** DOCUMENT SECTION follows **
Today in History

  • Monday, June 9, 2014 7:21pm
  • Life

Today is Tuesday, June 10, the 161st day of 2014. There are 204 days left in the year.

Today’s Highlight in History:

On June 10, 1964, the Senate voted to limit further debate on a proposed civil rights bill, shutting off a filibuster by Southern senators. (The Civil Rights Act of 1964 went on to win congressional approval and was signed by President Lyndon Johnson.)

On this date:

In 1692, the first official execution resulting from the Salem witch trials in Massachusetts took place as Bridget Bishop was hanged.

In 1864, the Confederate Congress authorized military service for men between the ages of 17 and 70.

In 1907, eleven men in five cars set out from the French embassy in Beijing on a race to Paris. (Prince Scipione Borghese of Italy was the first to arrive in the French capital two months later.)
** End of DOCUMENT SECTION **
** EXTRACTED ENTRIES follows **
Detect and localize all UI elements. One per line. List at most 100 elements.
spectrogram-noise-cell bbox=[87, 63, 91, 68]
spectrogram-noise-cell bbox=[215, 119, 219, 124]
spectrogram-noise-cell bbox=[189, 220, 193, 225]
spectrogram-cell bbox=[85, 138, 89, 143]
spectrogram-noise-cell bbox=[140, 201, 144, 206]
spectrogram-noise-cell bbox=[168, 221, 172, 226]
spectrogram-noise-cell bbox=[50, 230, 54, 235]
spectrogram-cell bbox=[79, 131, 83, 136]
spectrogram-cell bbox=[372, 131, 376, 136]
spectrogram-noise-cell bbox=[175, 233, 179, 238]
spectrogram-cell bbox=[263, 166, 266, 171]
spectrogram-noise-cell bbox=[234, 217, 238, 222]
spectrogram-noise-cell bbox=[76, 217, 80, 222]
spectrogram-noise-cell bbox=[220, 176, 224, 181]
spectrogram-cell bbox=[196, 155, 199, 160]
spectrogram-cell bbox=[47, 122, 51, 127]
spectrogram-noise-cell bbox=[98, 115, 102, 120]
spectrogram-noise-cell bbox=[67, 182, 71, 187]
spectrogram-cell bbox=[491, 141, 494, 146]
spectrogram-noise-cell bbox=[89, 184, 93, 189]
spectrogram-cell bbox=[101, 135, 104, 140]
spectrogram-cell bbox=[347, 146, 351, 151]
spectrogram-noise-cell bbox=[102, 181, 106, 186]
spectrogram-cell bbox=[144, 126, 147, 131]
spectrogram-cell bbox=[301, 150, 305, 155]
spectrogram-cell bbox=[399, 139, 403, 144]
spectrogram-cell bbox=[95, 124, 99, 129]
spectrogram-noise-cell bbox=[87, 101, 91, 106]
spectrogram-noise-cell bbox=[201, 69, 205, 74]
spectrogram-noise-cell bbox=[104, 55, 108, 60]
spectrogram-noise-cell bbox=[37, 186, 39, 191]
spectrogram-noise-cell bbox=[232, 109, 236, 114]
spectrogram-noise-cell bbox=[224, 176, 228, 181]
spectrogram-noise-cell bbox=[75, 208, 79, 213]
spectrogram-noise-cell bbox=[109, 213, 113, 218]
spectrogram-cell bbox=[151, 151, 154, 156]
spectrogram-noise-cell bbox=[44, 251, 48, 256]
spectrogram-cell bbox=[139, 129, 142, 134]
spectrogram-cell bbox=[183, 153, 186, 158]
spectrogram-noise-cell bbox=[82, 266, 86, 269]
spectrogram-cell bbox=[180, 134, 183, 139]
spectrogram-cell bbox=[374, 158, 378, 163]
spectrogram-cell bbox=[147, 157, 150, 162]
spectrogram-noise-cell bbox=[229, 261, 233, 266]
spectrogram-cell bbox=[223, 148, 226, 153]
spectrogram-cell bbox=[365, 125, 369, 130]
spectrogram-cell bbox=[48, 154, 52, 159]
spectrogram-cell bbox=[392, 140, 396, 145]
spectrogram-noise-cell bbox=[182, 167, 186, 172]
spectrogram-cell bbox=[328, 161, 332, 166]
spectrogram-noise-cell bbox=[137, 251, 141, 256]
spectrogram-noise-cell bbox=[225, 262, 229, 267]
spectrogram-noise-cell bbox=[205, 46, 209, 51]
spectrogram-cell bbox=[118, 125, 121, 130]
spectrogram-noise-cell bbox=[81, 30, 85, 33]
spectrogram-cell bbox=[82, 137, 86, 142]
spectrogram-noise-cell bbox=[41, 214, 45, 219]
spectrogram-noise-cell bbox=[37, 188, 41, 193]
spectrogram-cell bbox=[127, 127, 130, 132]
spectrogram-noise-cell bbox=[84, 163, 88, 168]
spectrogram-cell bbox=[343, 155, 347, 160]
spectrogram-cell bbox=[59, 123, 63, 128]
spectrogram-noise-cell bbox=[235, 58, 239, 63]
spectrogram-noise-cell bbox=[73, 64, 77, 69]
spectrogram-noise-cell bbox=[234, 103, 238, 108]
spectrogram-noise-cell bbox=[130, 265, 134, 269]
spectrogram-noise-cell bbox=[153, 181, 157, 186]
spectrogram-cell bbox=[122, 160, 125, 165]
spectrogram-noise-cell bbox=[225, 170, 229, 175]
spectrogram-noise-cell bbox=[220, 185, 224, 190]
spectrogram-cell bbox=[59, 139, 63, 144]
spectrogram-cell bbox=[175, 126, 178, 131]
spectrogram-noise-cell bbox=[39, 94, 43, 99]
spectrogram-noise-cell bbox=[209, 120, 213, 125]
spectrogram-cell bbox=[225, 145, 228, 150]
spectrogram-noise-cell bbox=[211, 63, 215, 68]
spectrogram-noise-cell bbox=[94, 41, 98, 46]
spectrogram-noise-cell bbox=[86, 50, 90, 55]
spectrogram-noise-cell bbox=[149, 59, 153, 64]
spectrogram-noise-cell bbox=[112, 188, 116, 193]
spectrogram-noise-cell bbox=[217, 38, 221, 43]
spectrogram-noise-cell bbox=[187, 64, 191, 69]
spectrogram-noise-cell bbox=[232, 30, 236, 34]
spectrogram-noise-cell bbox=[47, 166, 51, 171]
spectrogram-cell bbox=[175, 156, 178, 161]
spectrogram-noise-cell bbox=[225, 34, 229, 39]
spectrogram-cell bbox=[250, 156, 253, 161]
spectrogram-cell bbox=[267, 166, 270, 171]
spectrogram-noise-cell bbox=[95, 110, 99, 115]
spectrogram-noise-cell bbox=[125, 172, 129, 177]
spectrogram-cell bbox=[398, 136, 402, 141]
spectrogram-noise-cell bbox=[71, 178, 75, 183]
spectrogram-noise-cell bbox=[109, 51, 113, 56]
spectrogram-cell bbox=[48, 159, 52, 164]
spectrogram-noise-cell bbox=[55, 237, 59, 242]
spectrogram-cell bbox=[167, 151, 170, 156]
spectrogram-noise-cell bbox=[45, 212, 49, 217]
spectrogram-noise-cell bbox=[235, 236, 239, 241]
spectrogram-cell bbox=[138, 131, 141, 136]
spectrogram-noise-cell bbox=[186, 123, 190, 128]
** End of EXTRACTED ENTRIES **
**WHAT YOU WILL DO**
**1.** Copy the stretch of the Today in History text from "Today in History" through "Bishop was hanged.".
**2.** According to the Today in History text, who was the first to reach Paris in the 1907 race from Beijing?
**3.** Carry on the Today in History text past its final entry.
None of the collection entries is needed here.

**ANSWERS IN ORDER**
**1.**
Today in History

  • Monday, June 9, 2014 7:21pm
  • Life

Today is Tuesday, June 10, the 161st day of 2014. There are 204 days left in the year.

Today’s Highlight in History:

On June 10, 1964, the Senate voted to limit further debate on a proposed civil rights bill, shutting off a filibuster by Southern senators. (The Civil Rights Act of 1964 went on to win congressional approval and was signed by President Lyndon Johnson.)

On this date:

In 1692, the first official execution resulting from the Salem witch trials in Massachusetts took place as Bridget Bishop was hanged.

**2.** Prince Scipione Borghese of Italy.

**3.**
In 1921, President Warren G. Harding signed into law the Budget and Accounting Act, which created the Bureau of the Budget and the General Accounting Office.

In 1934, English composer Frederick Delius, 72, died in Grez-sur-Loing, France.

In 1940, Italy declared war on France and Britain; Canada declared war on Italy.

In 1942, during World War II, German forces massacred 173 male residents of Lidice, Czechoslovakia, in retaliation for the killing of Nazi official Reinhard Heydrich.

In 1944, German forces massacred 642 residents of the French village of Oradour-sur-Glane.

In 1967, the Middle East War ended as Israel and Syria agreed to observe a United Nations-mediated cease-fire.

In 1971, President Richard M. Nixon lifted a two-decades-old trade embargo on China.

In 1985, socialite Claus von Bulow was acquitted by a jury in Providence, Rhode Island, at his retrial on charges he’d tried to murder his heiress wife, Martha “Sunny” von Bulow.

In 1994, the action thriller “Speed,” starring Keanu Reeves, Dennis Hopper and Sandra Bullock, was released by Twentieth Century Fox Film Corp.

Ten years ago: Singer-musician Ray Charles, known for such hits as “What’d I Say,” “Georgia on My Mind” and “I Can’t Stop Loving You,” died in Beverly Hills, California, at age 73.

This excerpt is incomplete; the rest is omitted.